"""

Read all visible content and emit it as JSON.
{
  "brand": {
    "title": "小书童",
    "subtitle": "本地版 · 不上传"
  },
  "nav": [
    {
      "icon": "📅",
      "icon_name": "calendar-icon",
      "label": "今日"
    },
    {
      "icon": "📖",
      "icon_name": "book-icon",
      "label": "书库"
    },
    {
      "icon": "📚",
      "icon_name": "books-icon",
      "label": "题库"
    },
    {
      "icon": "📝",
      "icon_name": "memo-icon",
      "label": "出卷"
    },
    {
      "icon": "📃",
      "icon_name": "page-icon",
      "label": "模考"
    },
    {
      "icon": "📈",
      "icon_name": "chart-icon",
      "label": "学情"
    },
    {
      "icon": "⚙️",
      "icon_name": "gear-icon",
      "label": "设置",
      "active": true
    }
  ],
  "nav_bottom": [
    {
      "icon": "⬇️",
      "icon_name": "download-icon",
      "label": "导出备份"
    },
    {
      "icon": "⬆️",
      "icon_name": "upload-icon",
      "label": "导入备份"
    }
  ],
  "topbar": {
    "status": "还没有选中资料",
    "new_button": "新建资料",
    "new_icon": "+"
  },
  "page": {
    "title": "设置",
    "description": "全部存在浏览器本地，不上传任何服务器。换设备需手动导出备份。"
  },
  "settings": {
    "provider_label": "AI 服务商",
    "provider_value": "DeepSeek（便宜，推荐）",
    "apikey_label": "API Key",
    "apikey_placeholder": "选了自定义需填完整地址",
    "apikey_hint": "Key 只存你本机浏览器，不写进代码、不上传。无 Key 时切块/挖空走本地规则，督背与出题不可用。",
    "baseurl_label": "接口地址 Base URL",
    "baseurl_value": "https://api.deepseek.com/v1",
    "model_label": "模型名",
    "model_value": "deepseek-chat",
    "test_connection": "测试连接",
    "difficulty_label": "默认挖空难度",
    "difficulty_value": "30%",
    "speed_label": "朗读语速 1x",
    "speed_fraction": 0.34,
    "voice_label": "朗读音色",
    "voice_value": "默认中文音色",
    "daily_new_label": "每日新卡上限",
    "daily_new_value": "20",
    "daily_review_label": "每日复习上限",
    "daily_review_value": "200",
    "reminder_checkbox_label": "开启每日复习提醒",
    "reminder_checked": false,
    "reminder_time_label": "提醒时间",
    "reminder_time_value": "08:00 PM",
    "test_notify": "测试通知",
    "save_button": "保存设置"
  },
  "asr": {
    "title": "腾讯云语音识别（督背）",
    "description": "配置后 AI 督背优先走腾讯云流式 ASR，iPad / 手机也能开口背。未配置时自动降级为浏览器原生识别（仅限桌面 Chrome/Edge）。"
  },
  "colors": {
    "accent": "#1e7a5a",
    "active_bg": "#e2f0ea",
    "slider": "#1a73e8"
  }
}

"""
"""

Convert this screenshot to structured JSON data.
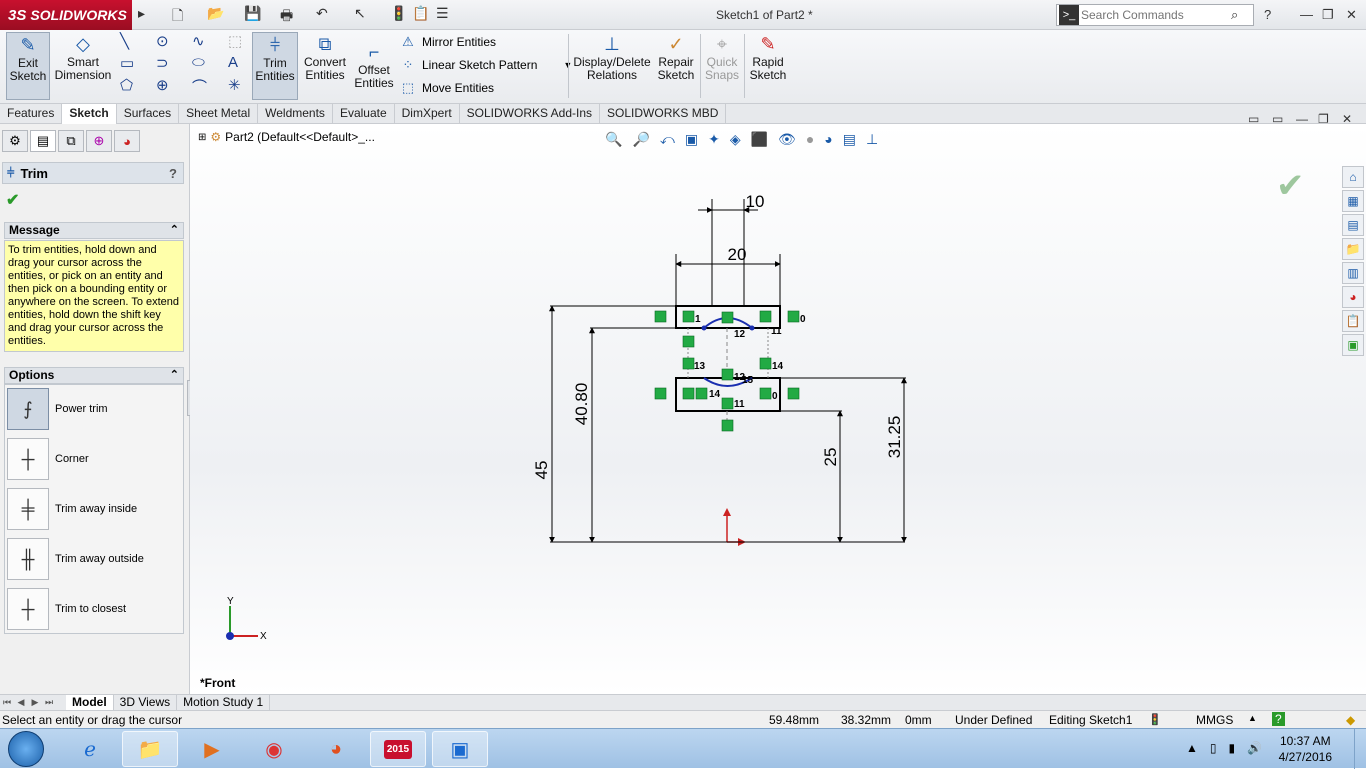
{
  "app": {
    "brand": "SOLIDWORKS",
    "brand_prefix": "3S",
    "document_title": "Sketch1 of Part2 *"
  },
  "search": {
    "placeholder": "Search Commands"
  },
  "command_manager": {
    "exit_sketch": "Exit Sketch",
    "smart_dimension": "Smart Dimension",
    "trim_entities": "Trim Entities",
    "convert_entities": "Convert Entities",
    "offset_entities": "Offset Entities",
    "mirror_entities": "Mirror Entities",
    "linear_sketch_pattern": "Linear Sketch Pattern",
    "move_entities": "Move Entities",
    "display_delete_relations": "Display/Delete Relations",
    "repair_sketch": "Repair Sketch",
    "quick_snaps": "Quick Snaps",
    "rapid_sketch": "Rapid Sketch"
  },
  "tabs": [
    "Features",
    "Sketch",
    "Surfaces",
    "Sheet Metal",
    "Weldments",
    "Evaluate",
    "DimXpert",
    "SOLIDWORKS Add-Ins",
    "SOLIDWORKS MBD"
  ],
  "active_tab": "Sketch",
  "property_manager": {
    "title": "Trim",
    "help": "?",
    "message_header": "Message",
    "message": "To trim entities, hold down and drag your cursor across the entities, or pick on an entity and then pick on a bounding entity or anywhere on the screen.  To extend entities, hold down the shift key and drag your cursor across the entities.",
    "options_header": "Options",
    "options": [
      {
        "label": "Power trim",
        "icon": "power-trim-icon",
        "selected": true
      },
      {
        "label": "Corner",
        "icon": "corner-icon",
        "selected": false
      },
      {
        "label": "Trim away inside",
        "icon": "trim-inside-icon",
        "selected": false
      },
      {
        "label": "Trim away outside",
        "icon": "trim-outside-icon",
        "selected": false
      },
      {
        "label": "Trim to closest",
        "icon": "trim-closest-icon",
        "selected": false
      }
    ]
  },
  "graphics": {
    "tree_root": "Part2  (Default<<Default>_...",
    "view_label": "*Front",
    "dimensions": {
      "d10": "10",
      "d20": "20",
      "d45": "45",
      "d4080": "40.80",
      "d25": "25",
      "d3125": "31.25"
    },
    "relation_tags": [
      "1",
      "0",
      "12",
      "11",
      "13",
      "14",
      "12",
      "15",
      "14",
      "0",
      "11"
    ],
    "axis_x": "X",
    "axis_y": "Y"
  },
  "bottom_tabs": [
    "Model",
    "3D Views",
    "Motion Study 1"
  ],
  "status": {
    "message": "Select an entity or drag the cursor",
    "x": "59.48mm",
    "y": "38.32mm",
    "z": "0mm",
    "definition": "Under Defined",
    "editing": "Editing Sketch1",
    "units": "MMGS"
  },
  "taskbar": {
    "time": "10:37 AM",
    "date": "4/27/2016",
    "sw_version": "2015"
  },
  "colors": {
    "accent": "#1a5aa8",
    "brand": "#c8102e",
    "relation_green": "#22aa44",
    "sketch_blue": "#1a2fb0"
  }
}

"""

WHAT THE EXERCISE ASKS:
Locate all lines in the listing above with the word "outside". Copy them.

ANSWER:
        "label": "Trim away outside",
        "icon": "trim-outside-icon",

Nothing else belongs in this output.